# Exercise goal:
Note how many lines hold "предпринимателя" and report that number by itself.

# Provided entries:
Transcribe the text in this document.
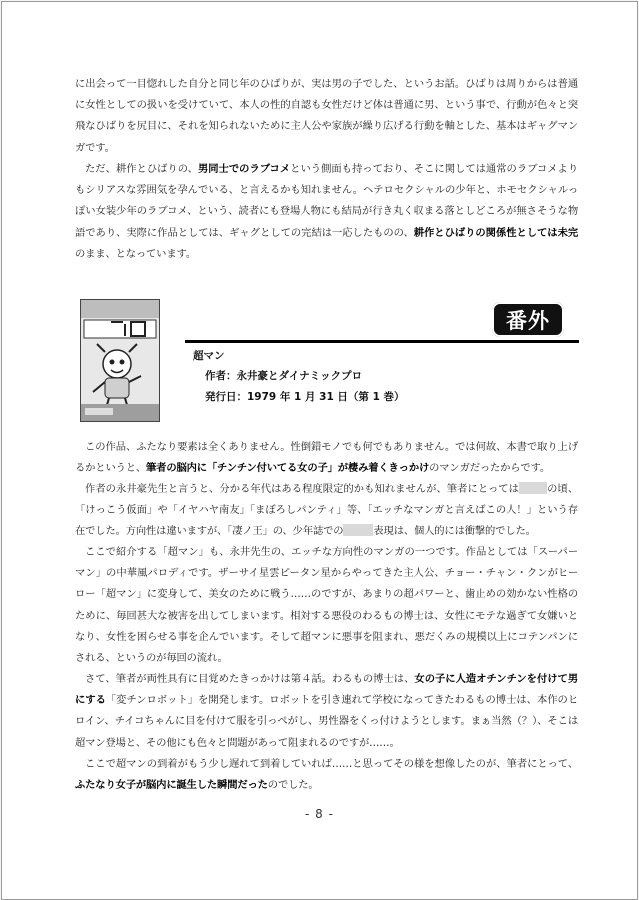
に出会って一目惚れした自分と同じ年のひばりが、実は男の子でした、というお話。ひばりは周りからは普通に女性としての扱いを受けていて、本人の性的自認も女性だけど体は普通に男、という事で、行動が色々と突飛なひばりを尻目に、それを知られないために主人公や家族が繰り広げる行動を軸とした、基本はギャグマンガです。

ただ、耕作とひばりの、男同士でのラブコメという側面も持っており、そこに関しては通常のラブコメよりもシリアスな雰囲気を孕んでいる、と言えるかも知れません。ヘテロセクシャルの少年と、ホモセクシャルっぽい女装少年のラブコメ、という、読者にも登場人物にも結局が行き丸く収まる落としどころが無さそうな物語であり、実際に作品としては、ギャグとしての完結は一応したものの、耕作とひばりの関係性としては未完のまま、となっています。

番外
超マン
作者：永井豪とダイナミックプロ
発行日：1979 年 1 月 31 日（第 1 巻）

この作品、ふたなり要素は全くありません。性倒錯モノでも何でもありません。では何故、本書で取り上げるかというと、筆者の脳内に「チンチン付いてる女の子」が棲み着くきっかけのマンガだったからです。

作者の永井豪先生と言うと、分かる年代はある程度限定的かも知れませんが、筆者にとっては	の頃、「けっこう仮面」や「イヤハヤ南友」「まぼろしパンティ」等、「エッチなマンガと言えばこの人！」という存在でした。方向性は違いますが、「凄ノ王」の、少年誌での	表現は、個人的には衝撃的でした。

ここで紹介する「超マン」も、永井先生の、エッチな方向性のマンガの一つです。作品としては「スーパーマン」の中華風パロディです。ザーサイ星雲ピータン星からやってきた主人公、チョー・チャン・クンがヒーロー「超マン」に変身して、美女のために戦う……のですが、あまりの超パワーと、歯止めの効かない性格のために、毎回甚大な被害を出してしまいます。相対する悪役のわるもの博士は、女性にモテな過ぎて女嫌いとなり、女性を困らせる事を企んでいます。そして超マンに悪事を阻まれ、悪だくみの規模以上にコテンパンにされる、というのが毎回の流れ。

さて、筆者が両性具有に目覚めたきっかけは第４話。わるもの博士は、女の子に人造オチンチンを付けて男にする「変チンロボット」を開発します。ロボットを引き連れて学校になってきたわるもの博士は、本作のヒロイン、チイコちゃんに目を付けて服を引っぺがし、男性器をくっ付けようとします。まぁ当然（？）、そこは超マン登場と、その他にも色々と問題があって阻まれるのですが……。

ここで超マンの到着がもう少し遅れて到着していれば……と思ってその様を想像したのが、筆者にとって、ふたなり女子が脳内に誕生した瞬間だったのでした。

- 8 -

--

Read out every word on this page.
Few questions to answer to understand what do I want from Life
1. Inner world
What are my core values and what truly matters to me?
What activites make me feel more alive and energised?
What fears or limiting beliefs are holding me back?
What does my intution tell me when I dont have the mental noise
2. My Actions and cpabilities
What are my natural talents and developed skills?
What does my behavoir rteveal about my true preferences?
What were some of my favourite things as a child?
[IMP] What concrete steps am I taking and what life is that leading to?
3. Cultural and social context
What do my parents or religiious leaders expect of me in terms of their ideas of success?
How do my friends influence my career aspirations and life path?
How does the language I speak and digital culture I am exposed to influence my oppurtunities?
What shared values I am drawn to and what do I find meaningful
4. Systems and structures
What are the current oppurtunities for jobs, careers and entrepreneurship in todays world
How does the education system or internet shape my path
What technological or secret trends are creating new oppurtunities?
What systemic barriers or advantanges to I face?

---

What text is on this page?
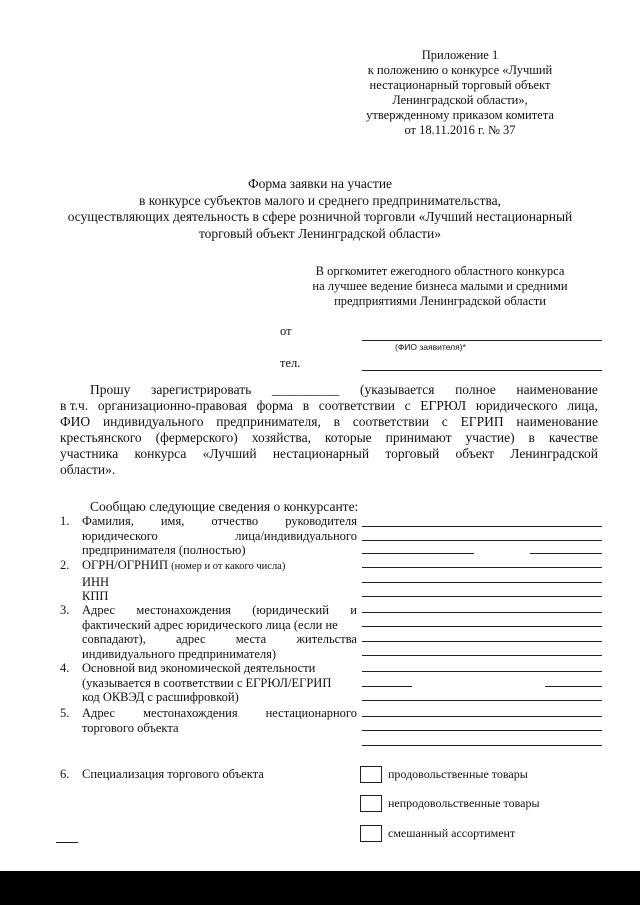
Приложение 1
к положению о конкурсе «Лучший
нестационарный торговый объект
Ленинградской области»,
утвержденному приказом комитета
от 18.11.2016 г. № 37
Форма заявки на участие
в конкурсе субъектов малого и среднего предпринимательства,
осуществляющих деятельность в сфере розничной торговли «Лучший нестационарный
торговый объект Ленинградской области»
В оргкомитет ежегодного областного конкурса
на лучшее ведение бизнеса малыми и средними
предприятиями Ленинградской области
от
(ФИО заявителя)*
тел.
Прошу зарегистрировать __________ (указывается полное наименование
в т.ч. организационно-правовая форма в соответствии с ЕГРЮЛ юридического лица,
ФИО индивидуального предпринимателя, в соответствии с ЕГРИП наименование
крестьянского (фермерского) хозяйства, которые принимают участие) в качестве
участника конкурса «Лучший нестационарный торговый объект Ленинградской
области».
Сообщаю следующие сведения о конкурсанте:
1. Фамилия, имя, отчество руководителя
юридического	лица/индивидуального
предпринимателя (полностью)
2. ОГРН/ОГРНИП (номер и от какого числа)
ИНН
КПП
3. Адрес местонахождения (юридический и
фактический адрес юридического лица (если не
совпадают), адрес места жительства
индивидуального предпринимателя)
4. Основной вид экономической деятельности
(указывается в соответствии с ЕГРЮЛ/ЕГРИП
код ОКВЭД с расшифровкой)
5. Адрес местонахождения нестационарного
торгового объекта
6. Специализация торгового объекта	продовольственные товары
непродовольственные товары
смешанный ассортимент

# Correct result:
3